* Short problem *
Restate, word for word, all of the material shown below.

Extracted data entries:
·····

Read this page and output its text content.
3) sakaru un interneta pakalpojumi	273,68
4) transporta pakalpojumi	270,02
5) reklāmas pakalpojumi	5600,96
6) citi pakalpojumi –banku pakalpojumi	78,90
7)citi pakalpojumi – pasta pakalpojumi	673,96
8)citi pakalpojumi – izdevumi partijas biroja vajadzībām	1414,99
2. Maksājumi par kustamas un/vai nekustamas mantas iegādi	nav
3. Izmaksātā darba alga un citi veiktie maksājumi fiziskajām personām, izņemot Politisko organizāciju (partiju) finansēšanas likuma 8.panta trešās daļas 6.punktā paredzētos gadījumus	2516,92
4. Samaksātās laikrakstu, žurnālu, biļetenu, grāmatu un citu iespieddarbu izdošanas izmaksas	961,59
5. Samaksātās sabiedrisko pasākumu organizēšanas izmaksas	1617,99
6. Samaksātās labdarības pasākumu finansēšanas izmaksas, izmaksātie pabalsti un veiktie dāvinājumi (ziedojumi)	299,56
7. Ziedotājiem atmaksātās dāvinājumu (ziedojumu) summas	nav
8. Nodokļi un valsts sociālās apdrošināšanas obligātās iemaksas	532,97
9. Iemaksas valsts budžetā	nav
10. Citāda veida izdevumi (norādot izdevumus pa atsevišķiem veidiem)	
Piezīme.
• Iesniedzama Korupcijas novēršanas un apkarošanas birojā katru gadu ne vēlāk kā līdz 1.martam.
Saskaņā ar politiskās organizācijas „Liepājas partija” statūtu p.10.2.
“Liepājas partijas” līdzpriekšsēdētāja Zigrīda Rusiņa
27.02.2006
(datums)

·····

* Solution to the exercise *
Read this page and output its text content.
3) sakaru un interneta pakalpojumi	273,68
4) transporta pakalpojumi	270,02
5) reklāmas pakalpojumi	5600,96
6) citi pakalpojumi –banku pakalpojumi	78,90
7)citi pakalpojumi – pasta pakalpojumi	673,96
8)citi pakalpojumi – izdevumi partijas biroja vajadzībām	1414,99
2. Maksājumi par kustamas un/vai nekustamas mantas iegādi	nav
3. Izmaksātā darba alga un citi veiktie maksājumi fiziskajām personām, izņemot Politisko organizāciju (partiju) finansēšanas likuma 8.panta trešās daļas 6.punktā paredzētos gadījumus	2516,92
4. Samaksātās laikrakstu, žurnālu, biļetenu, grāmatu un citu iespieddarbu izdošanas izmaksas	961,59
5. Samaksātās sabiedrisko pasākumu organizēšanas izmaksas	1617,99
6. Samaksātās labdarības pasākumu finansēšanas izmaksas, izmaksātie pabalsti un veiktie dāvinājumi (ziedojumi)	299,56
7. Ziedotājiem atmaksātās dāvinājumu (ziedojumu) summas	nav
8. Nodokļi un valsts sociālās apdrošināšanas obligātās iemaksas	532,97
9. Iemaksas valsts budžetā	nav
10. Citāda veida izdevumi (norādot izdevumus pa atsevišķiem veidiem)	
Piezīme.
• Iesniedzama Korupcijas novēršanas un apkarošanas birojā katru gadu ne vēlāk kā līdz 1.martam.
Saskaņā ar politiskās organizācijas „Liepājas partija” statūtu p.10.2.
“Liepājas partijas” līdzpriekšsēdētāja Zigrīda Rusiņa
27.02.2006
(datums)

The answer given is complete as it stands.